Output the entries verbatim, including every line.

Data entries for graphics
--------------------------------
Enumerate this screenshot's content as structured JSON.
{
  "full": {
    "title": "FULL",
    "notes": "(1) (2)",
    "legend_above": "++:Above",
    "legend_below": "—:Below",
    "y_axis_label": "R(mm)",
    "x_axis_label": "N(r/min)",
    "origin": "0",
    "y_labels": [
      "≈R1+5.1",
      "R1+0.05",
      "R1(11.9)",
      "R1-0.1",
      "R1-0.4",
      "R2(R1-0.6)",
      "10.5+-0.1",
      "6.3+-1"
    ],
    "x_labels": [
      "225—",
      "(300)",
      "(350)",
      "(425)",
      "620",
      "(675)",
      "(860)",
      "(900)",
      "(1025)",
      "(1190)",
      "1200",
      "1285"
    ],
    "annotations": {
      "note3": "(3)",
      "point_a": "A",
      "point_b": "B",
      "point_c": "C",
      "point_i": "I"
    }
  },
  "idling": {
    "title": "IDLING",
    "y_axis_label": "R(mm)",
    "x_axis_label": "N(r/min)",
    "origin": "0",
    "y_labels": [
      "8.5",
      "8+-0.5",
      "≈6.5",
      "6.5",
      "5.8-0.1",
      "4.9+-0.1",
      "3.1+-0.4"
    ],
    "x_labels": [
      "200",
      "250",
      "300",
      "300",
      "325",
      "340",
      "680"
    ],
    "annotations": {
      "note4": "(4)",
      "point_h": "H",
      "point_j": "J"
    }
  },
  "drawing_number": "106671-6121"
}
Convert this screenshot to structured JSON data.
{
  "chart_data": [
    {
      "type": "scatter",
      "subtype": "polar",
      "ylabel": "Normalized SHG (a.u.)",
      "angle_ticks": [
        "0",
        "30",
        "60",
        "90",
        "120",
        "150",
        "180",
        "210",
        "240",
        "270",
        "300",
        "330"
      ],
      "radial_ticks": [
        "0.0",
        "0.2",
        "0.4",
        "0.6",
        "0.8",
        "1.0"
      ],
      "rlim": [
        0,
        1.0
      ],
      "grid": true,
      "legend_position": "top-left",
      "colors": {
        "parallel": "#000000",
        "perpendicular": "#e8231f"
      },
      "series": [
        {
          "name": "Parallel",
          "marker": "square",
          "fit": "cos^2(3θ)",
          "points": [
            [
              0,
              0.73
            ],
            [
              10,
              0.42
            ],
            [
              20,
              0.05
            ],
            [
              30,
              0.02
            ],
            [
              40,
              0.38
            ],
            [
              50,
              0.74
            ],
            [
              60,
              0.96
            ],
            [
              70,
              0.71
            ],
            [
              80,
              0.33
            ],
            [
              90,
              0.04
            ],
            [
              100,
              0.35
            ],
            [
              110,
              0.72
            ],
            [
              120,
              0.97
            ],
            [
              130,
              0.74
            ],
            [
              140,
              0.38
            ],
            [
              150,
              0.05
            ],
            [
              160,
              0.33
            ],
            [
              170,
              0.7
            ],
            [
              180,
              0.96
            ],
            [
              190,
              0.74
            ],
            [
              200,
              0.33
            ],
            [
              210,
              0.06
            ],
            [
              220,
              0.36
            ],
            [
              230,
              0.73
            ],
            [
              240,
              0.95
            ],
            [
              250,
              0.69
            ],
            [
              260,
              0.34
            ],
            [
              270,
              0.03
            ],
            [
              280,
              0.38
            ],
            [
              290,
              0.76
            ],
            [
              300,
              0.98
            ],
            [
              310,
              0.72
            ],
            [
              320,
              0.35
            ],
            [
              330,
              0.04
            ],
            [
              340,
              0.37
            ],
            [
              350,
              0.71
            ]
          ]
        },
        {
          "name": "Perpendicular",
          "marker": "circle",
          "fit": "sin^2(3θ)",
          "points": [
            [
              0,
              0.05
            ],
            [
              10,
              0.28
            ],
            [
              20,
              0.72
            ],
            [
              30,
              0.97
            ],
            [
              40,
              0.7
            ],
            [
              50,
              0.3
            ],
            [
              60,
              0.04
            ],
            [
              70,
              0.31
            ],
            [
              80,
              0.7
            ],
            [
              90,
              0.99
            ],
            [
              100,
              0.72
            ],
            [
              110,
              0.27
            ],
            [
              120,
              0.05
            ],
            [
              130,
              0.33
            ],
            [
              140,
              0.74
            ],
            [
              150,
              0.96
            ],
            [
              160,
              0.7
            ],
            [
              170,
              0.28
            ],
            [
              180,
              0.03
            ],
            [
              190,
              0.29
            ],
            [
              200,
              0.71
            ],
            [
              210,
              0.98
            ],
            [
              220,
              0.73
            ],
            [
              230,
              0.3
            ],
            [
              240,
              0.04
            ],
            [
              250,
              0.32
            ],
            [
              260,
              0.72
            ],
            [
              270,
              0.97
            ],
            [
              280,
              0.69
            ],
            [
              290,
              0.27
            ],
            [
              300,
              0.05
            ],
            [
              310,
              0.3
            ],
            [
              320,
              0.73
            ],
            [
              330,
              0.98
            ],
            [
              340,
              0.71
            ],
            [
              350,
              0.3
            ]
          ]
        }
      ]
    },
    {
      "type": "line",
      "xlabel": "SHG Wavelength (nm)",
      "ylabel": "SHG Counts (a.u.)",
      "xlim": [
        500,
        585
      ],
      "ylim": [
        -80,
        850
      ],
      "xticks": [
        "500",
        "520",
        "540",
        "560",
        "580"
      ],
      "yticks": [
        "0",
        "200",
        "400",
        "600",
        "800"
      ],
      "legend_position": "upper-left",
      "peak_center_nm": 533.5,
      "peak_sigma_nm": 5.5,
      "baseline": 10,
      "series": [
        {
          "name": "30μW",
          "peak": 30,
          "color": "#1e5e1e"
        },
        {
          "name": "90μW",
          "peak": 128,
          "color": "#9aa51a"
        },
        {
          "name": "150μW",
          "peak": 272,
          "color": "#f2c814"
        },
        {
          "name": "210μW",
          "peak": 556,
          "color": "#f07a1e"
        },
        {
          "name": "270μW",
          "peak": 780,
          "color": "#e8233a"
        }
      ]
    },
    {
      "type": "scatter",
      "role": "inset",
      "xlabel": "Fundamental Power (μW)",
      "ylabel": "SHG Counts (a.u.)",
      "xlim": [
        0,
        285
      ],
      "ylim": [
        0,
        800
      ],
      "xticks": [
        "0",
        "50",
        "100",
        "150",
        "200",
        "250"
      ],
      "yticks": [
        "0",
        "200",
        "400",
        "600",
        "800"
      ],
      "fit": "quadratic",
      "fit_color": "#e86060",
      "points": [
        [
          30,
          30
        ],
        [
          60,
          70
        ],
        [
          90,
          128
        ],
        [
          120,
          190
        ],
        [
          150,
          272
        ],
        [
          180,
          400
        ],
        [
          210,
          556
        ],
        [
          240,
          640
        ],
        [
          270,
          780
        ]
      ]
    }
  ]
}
--------------------------------
RESPONSE TO THIS EXERCISE:
Enumerate this screenshot's content as structured JSON.
{
  "full": {
    "title": "FULL",
    "notes": "(1) (2)",
    "legend_above": "++:Above",
    "legend_below": "—:Below",
    "y_axis_label": "R(mm)",
    "x_axis_label": "N(r/min)",
    "origin": "0",
    "y_labels": [
      "≈R1+5.1",
      "R1+0.05",
      "R1(11.9)",
      "R1-0.1",
      "R1-0.4",
      "R2(R1-0.6)",
      "10.5+-0.1",
      "6.3+-1"
    ],
    "x_labels": [
      "225—",
      "(300)",
      "(350)",
      "(425)",
      "620",
      "(675)",
      "(860)",
      "(900)",
      "(1025)",
      "(1190)",
      "1200",
      "1285"
    ],
    "annotations": {
      "note3": "(3)",
      "point_a": "A",
      "point_b": "B",
      "point_c": "C",
      "point_i": "I"
    }
  },
  "idling": {
    "title": "IDLING",
    "y_axis_label": "R(mm)",
    "x_axis_label": "N(r/min)",
    "origin": "0",
    "y_labels": [
      "8.5",
      "8+-0.5",
      "≈6.5",
      "6.5",
      "5.8-0.1",
      "4.9+-0.1",
      "3.1+-0.4"
    ],
    "x_labels": [
      "200",
      "250",
      "300",
      "300",
      "325",
      "340",
      "680"
    ],
    "annotations": {
      "note4": "(4)",
      "point_h": "H",
      "point_j": "J"
    }
  },
  "drawing_number": "106671-6121"
}
Convert this screenshot to structured JSON data.
{
  "chart_data": [
    {
      "type": "scatter",
      "subtype": "polar",
      "ylabel": "Normalized SHG (a.u.)",
      "angle_ticks": [
        "0",
        "30",
        "60",
        "90",
        "120",
        "150",
        "180",
        "210",
        "240",
        "270",
        "300",
        "330"
      ],
      "radial_ticks": [
        "0.0",
        "0.2",
        "0.4",
        "0.6",
        "0.8",
        "1.0"
      ],
      "rlim": [
        0,
        1.0
      ],
      "grid": true,
      "legend_position": "top-left",
      "colors": {
        "parallel": "#000000",
        "perpendicular": "#e8231f"
      },
      "series": [
        {
          "name": "Parallel",
          "marker": "square",
          "fit": "cos^2(3θ)",
          "points": [
            [
              0,
              0.73
            ],
            [
              10,
              0.42
            ],
            [
              20,
              0.05
            ],
            [
              30,
              0.02
            ],
            [
              40,
              0.38
            ],
            [
              50,
              0.74
            ],
            [
              60,
              0.96
            ],
            [
              70,
              0.71
            ],
            [
              80,
              0.33
            ],
            [
              90,
              0.04
            ],
            [
              100,
              0.35
            ],
            [
              110,
              0.72
            ],
            [
              120,
              0.97
            ],
            [
              130,
              0.74
            ],
            [
              140,
              0.38
            ],
            [
              150,
              0.05
            ],
            [
              160,
              0.33
            ],
            [
              170,
              0.7
            ],
            [
              180,
              0.96
            ],
            [
              190,
              0.74
            ],
            [
              200,
              0.33
            ],
            [
              210,
              0.06
            ],
            [
              220,
              0.36
            ],
            [
              230,
              0.73
            ],
            [
              240,
              0.95
            ],
            [
              250,
              0.69
            ],
            [
              260,
              0.34
            ],
            [
              270,
              0.03
            ],
            [
              280,
              0.38
            ],
            [
              290,
              0.76
            ],
            [
              300,
              0.98
            ],
            [
              310,
              0.72
            ],
            [
              320,
              0.35
            ],
            [
              330,
              0.04
            ],
            [
              340,
              0.37
            ],
            [
              350,
              0.71
            ]
          ]
        },
        {
          "name": "Perpendicular",
          "marker": "circle",
          "fit": "sin^2(3θ)",
          "points": [
            [
              0,
              0.05
            ],
            [
              10,
              0.28
            ],
            [
              20,
              0.72
            ],
            [
              30,
              0.97
            ],
            [
              40,
              0.7
            ],
            [
              50,
              0.3
            ],
            [
              60,
              0.04
            ],
            [
              70,
              0.31
            ],
            [
              80,
              0.7
            ],
            [
              90,
              0.99
            ],
            [
              100,
              0.72
            ],
            [
              110,
              0.27
            ],
            [
              120,
              0.05
            ],
            [
              130,
              0.33
            ],
            [
              140,
              0.74
            ],
            [
              150,
              0.96
            ],
            [
              160,
              0.7
            ],
            [
              170,
              0.28
            ],
            [
              180,
              0.03
            ],
            [
              190,
              0.29
            ],
            [
              200,
              0.71
            ],
            [
              210,
              0.98
            ],
            [
              220,
              0.73
            ],
            [
              230,
              0.3
            ],
            [
              240,
              0.04
            ],
            [
              250,
              0.32
            ],
            [
              260,
              0.72
            ],
            [
              270,
              0.97
            ],
            [
              280,
              0.69
            ],
            [
              290,
              0.27
            ],
            [
              300,
              0.05
            ],
            [
              310,
              0.3
            ],
            [
              320,
              0.73
            ],
            [
              330,
              0.98
            ],
            [
              340,
              0.71
            ],
            [
              350,
              0.3
            ]
          ]
        }
      ]
    },
    {
      "type": "line",
      "xlabel": "SHG Wavelength (nm)",
      "ylabel": "SHG Counts (a.u.)",
      "xlim": [
        500,
        585
      ],
      "ylim": [
        -80,
        850
      ],
      "xticks": [
        "500",
        "520",
        "540",
        "560",
        "580"
      ],
      "yticks": [
        "0",
        "200",
        "400",
        "600",
        "800"
      ],
      "legend_position": "upper-left",
      "peak_center_nm": 533.5,
      "peak_sigma_nm": 5.5,
      "baseline": 10,
      "series": [
        {
          "name": "30μW",
          "peak": 30,
          "color": "#1e5e1e"
        },
        {
          "name": "90μW",
          "peak": 128,
          "color": "#9aa51a"
        },
        {
          "name": "150μW",
          "peak": 272,
          "color": "#f2c814"
        },
        {
          "name": "210μW",
          "peak": 556,
          "color": "#f07a1e"
        },
        {
          "name": "270μW",
          "peak": 780,
          "color": "#e8233a"
        }
      ]
    },
    {
      "type": "scatter",
      "role": "inset",
      "xlabel": "Fundamental Power (μW)",
      "ylabel": "SHG Counts (a.u.)",
      "xlim": [
        0,
        285
      ],
      "ylim": [
        0,
        800
      ],
      "xticks": [
        "0",
        "50",
        "100",
        "150",
        "200",
        "250"
      ],
      "yticks": [
        "0",
        "200",
        "400",
        "600",
        "800"
      ],
      "fit": "quadratic",
      "fit_color": "#e86060",
      "points": [
        [
          30,
          30
        ],
        [
          60,
          70
        ],
        [
          90,
          128
        ],
        [
          120,
          190
        ],
        [
          150,
          272
        ],
        [
          180,
          400
        ],
        [
          210,
          556
        ],
        [
          240,
          640
        ],
        [
          270,
          780
        ]
      ]
    }
  ]
}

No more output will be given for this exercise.